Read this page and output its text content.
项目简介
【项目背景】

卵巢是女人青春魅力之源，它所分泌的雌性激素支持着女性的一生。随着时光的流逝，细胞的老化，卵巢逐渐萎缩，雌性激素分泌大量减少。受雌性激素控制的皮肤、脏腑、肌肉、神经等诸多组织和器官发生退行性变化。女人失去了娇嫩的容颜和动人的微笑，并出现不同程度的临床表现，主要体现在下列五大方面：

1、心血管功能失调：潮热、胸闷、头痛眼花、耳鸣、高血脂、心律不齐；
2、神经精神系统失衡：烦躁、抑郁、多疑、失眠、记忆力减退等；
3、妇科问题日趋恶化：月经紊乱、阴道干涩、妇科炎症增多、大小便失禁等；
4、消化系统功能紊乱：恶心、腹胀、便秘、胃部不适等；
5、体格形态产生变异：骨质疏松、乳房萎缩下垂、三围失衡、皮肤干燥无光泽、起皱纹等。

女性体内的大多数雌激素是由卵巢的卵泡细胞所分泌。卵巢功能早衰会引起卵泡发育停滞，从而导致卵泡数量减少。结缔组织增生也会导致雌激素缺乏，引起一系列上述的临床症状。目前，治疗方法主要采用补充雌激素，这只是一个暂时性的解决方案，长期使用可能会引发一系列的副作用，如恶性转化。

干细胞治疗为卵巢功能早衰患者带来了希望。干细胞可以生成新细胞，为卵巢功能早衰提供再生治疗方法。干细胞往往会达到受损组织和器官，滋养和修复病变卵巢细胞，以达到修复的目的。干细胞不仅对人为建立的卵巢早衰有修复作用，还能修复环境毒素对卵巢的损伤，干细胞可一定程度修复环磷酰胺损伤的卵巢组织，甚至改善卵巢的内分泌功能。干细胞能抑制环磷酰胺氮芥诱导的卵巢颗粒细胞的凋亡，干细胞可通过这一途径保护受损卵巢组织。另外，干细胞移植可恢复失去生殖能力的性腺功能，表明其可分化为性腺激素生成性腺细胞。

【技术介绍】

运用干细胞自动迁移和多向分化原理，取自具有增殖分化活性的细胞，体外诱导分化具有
------------------------------
§ Given problem:
Write out every entry exactly as given.

§ Response:
Read this page and output its text content.
项目简介
【项目背景】

卵巢是女人青春魅力之源，它所分泌的雌性激素支持着女性的一生。随着时光的流逝，细胞的老化，卵巢逐渐萎缩，雌性激素分泌大量减少。受雌性激素控制的皮肤、脏腑、肌肉、神经等诸多组织和器官发生退行性变化。女人失去了娇嫩的容颜和动人的微笑，并出现不同程度的临床表现，主要体现在下列五大方面：

1、心血管功能失调：潮热、胸闷、头痛眼花、耳鸣、高血脂、心律不齐；
2、神经精神系统失衡：烦躁、抑郁、多疑、失眠、记忆力减退等；
3、妇科问题日趋恶化：月经紊乱、阴道干涩、妇科炎症增多、大小便失禁等；
4、消化系统功能紊乱：恶心、腹胀、便秘、胃部不适等；
5、体格形态产生变异：骨质疏松、乳房萎缩下垂、三围失衡、皮肤干燥无光泽、起皱纹等。

女性体内的大多数雌激素是由卵巢的卵泡细胞所分泌。卵巢功能早衰会引起卵泡发育停滞，从而导致卵泡数量减少。结缔组织增生也会导致雌激素缺乏，引起一系列上述的临床症状。目前，治疗方法主要采用补充雌激素，这只是一个暂时性的解决方案，长期使用可能会引发一系列的副作用，如恶性转化。

干细胞治疗为卵巢功能早衰患者带来了希望。干细胞可以生成新细胞，为卵巢功能早衰提供再生治疗方法。干细胞往往会达到受损组织和器官，滋养和修复病变卵巢细胞，以达到修复的目的。干细胞不仅对人为建立的卵巢早衰有修复作用，还能修复环境毒素对卵巢的损伤，干细胞可一定程度修复环磷酰胺损伤的卵巢组织，甚至改善卵巢的内分泌功能。干细胞能抑制环磷酰胺氮芥诱导的卵巢颗粒细胞的凋亡，干细胞可通过这一途径保护受损卵巢组织。另外，干细胞移植可恢复失去生殖能力的性腺功能，表明其可分化为性腺激素生成性腺细胞。

【技术介绍】

运用干细胞自动迁移和多向分化原理，取自具有增殖分化活性的细胞，体外诱导分化具有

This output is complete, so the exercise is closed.